Material to process —
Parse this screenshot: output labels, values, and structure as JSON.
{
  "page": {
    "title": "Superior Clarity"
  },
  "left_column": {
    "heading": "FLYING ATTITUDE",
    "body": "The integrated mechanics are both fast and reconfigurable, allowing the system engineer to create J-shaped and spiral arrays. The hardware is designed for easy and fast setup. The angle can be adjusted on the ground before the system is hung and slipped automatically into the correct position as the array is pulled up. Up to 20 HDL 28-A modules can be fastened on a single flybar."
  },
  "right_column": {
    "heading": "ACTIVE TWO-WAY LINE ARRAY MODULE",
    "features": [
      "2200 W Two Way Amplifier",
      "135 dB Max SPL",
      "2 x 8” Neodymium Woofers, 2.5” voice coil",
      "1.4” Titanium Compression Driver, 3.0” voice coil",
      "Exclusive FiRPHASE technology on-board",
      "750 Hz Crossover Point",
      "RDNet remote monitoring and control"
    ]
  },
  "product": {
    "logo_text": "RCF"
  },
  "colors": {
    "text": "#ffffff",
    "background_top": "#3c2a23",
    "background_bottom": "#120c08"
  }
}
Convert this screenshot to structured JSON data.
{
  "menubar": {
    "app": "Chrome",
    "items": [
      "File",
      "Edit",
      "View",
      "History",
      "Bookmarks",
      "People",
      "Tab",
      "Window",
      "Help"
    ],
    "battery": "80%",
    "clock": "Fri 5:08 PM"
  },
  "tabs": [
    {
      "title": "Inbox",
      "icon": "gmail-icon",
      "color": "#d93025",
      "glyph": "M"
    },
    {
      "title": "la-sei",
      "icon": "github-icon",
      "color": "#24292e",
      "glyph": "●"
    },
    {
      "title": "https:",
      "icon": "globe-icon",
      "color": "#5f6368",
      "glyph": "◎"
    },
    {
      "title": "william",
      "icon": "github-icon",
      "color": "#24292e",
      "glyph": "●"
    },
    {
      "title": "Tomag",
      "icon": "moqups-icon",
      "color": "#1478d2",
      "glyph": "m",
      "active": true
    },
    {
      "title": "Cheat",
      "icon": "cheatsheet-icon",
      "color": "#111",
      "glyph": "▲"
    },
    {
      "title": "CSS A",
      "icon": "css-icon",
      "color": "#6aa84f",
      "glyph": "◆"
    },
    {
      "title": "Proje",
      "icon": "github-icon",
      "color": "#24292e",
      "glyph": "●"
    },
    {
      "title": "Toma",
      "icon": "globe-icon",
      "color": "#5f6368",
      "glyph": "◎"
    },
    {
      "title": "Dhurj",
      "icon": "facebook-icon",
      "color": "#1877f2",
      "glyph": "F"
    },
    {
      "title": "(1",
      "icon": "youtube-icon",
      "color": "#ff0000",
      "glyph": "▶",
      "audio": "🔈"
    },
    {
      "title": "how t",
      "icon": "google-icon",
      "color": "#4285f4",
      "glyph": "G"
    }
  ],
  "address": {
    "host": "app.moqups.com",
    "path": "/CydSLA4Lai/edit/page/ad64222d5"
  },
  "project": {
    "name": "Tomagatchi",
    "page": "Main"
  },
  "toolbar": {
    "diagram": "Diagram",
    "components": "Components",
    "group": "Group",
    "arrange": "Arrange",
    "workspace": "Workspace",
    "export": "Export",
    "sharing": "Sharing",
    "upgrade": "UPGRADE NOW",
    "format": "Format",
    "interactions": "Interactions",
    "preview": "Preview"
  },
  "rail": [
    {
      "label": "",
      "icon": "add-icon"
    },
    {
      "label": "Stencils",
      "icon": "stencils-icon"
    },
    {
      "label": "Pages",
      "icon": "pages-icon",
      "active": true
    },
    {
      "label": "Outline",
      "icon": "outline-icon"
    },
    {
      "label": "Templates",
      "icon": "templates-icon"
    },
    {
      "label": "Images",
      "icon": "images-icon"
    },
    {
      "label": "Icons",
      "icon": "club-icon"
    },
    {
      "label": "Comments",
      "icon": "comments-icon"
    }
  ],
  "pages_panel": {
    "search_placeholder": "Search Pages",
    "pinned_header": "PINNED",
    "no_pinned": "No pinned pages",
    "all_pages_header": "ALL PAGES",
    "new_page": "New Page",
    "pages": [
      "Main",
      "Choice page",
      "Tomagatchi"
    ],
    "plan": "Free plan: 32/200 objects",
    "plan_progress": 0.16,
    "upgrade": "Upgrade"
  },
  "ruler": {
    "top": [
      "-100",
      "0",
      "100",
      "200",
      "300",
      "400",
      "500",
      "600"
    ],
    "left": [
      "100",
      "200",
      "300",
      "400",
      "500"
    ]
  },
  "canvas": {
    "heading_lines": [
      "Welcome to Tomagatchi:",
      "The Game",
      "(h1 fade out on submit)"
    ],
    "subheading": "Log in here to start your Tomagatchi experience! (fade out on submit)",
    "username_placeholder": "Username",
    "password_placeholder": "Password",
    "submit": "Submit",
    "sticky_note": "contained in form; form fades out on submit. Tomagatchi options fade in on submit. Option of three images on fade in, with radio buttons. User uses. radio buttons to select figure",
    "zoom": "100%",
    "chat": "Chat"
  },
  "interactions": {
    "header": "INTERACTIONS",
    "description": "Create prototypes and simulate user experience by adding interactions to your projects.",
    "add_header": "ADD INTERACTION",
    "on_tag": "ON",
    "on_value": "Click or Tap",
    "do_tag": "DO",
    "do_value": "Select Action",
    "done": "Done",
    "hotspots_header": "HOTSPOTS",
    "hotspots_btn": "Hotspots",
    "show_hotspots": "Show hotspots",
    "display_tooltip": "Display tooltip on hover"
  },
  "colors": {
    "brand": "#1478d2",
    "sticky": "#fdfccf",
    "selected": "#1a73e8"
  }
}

What is expected — Copy out every line with the word "moqups".

Correct output —
      "icon": "moqups-icon",
    "host": "app.moqups.com",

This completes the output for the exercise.